Given instruction = Tally the lines in the listing below that contain "PANCADAS" and report the tally alone.

Given data =
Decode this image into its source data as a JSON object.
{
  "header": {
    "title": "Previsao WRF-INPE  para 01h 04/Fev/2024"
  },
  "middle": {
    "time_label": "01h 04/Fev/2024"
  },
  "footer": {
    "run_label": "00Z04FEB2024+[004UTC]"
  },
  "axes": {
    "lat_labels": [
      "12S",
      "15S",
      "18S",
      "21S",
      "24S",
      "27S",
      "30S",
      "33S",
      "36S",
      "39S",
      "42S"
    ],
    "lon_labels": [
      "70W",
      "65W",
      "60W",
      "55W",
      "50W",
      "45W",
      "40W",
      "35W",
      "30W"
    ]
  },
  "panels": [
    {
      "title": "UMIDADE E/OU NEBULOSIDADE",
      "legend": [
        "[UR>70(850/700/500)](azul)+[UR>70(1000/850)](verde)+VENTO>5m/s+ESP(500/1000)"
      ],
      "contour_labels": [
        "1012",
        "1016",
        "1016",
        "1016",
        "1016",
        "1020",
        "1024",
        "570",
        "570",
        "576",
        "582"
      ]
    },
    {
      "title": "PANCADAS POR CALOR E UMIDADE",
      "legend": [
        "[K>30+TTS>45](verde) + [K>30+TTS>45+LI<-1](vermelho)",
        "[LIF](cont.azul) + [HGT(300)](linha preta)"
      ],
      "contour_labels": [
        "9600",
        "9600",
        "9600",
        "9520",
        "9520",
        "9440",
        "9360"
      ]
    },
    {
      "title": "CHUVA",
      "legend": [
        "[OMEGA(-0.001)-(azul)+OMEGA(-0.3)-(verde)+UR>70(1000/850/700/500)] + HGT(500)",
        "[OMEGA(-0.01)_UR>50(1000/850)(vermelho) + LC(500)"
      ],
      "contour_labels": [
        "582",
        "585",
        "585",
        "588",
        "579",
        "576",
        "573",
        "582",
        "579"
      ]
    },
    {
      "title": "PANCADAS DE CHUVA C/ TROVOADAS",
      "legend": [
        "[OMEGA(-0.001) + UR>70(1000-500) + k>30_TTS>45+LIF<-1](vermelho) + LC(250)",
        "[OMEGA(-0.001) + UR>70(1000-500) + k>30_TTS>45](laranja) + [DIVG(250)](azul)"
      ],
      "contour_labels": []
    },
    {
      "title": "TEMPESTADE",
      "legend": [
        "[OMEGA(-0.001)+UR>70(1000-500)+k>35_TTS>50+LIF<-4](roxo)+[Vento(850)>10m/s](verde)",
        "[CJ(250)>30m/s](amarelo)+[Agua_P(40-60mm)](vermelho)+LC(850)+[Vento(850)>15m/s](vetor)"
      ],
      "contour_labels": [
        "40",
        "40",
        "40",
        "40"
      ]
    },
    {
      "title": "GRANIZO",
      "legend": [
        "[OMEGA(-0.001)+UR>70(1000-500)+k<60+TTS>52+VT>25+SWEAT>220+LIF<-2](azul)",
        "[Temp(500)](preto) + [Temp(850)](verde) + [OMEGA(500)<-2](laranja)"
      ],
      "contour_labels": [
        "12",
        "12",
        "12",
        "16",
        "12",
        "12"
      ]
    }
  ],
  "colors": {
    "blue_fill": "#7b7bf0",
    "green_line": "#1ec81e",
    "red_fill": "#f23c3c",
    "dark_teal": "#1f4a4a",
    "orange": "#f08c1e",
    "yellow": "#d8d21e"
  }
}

Exercise response = 2